Excerpt:

==================================================

Naples is a town in Buffalo County in the U.S. state of Wisconsin. The population was 697 at the 2020 census. Part of the city of Mondovi is surrounded by the town.

==Geography==
Naples occupies the northeast corner of Buffalo County, with Eau Claire County to the north and Trempealeau County to the east. The city of Mondovi lies along part of the town's western border.

According to the United States Census Bureau, the town has a total area of 91.8 sqkm, of which 91.3 sqkm is land and 0.5 sqkm, or 0.52%, is water.

==Demographics==
As of the census of 2000, there were 584 people, 221 households, and 161 families residing in the town. The population density was 16.4 people per square mile (6.3/km^{2}). There were 231 housing units at an average density of 6.5 per square mile (2.5/km^{2}). The racial makeup of the town was 99.14% White, 0.51% Native American, and 0.34% from two or more races. Hispanic or Latino of any race were 0.86% of the population.

==================================================

(Stored data entries)
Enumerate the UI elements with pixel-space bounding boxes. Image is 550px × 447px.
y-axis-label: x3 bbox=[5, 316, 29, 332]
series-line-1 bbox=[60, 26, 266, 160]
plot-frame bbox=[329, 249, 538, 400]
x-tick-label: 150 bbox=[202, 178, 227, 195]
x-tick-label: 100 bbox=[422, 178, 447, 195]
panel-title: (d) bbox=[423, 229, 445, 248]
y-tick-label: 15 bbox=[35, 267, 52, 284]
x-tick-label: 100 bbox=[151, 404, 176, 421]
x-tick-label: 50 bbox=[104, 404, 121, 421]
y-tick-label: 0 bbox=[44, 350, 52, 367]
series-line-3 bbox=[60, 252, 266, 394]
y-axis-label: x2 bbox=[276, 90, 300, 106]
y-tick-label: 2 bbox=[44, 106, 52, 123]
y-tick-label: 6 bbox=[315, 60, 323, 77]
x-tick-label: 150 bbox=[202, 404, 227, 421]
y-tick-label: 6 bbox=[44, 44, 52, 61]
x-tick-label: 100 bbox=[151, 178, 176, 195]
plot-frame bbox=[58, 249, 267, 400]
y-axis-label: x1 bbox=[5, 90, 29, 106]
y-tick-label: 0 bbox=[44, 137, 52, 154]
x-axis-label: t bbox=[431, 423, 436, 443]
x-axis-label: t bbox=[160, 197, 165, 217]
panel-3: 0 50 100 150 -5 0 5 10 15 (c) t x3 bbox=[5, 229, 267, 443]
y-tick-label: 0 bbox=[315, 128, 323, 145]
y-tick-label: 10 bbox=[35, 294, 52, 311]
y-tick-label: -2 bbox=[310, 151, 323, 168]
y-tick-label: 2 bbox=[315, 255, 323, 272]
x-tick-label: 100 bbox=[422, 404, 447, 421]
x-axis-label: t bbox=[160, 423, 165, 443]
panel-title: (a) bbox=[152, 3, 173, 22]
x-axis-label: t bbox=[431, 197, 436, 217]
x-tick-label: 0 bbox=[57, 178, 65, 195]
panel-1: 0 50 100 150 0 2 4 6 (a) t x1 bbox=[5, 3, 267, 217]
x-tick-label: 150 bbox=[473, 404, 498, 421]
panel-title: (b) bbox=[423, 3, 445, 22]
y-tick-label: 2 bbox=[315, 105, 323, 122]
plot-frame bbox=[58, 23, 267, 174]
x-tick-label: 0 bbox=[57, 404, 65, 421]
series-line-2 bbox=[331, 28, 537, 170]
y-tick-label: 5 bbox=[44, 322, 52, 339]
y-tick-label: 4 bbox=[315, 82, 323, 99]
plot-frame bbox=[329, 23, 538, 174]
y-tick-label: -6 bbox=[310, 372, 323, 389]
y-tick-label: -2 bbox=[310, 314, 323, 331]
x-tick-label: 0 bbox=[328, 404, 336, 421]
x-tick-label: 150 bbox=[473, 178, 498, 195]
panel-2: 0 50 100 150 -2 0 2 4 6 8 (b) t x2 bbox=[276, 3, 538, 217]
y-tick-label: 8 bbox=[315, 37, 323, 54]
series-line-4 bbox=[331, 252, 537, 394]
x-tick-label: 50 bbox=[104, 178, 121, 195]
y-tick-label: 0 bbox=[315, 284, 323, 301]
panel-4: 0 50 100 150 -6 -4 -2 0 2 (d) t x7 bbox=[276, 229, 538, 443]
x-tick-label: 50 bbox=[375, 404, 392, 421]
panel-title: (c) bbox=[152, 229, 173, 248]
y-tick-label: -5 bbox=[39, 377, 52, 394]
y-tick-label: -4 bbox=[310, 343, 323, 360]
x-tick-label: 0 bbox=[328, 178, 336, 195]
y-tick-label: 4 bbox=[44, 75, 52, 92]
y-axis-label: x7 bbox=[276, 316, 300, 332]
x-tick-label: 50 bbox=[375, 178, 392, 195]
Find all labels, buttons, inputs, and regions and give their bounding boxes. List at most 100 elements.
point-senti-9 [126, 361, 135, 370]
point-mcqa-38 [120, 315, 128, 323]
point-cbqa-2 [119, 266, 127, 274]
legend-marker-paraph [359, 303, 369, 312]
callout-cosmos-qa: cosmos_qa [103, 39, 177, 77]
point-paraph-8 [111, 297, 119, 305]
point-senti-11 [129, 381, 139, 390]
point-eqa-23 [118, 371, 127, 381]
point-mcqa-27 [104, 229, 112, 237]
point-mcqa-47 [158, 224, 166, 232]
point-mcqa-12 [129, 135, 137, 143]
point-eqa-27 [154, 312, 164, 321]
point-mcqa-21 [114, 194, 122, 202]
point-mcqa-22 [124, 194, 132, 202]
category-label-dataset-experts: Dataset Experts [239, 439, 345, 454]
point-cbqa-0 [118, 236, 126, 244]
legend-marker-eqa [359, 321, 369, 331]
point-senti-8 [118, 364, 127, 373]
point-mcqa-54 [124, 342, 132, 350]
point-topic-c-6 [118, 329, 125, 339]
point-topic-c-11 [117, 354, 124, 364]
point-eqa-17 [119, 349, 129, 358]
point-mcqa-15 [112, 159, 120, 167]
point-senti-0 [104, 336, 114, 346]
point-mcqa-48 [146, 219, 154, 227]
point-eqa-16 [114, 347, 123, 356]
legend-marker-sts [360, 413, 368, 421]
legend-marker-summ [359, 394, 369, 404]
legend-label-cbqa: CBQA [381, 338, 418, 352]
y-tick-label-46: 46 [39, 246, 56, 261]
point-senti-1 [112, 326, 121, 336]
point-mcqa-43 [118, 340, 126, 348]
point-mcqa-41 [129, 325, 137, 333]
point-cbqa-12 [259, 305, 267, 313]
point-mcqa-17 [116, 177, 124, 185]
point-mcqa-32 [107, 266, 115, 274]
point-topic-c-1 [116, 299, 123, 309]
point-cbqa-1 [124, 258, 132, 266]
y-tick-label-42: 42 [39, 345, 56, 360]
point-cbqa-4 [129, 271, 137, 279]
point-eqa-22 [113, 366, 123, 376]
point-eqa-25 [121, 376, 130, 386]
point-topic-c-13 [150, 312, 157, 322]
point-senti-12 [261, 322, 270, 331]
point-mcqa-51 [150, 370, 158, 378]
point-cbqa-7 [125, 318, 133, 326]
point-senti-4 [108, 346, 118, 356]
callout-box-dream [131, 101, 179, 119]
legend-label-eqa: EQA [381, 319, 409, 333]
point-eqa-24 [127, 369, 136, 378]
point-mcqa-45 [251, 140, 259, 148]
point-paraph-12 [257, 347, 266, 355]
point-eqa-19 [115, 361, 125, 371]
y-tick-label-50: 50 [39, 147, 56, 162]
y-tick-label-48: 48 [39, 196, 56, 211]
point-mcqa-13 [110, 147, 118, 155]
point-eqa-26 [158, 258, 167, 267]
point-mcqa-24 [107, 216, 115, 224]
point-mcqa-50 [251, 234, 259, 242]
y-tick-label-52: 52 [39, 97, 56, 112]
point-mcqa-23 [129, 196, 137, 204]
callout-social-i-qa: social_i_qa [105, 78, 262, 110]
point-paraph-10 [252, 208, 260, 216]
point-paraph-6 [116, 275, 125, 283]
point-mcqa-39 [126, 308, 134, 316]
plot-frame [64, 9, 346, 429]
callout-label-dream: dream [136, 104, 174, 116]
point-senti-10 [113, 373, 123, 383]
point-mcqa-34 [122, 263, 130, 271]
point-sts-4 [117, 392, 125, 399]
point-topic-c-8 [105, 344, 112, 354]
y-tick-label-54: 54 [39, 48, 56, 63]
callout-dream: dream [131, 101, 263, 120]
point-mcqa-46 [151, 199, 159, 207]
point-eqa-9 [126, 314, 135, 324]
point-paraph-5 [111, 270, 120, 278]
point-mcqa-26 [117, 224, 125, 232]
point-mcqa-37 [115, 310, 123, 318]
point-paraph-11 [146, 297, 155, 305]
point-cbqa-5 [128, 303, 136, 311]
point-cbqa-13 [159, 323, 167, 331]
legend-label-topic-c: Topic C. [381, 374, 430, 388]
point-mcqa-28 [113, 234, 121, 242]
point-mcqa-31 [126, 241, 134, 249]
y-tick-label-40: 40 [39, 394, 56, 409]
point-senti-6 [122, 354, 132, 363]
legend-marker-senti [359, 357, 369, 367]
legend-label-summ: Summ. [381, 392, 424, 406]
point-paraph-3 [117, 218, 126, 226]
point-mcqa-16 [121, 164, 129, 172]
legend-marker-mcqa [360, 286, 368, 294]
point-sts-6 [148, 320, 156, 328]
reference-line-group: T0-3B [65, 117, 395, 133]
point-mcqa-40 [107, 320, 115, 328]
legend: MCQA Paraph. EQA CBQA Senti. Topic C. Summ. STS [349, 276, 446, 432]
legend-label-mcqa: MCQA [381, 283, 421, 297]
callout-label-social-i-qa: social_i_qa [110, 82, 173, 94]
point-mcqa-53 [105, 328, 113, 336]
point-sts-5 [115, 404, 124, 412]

==================================================

Assigned task: From the passage on Naples, Wisconsin, repeat word for word the part that opens with the words containing "Naples is a" and closes with "0.52%, is water.".

Response to the task:
Naples is a town in Buffalo County in the U.S. state of Wisconsin. The population was 697 at the 2020 census. Part of the city of Mondovi is surrounded by the town.

==Geography==
Naples occupies the northeast corner of Buffalo County, with Eau Claire County to the north and Trempealeau County to the east. The city of Mondovi lies along part of the town's western border.

According to the United States Census Bureau, the town has a total area of 91.8 sqkm, of which 91.3 sqkm is land and 0.5 sqkm, or 0.52%, is water.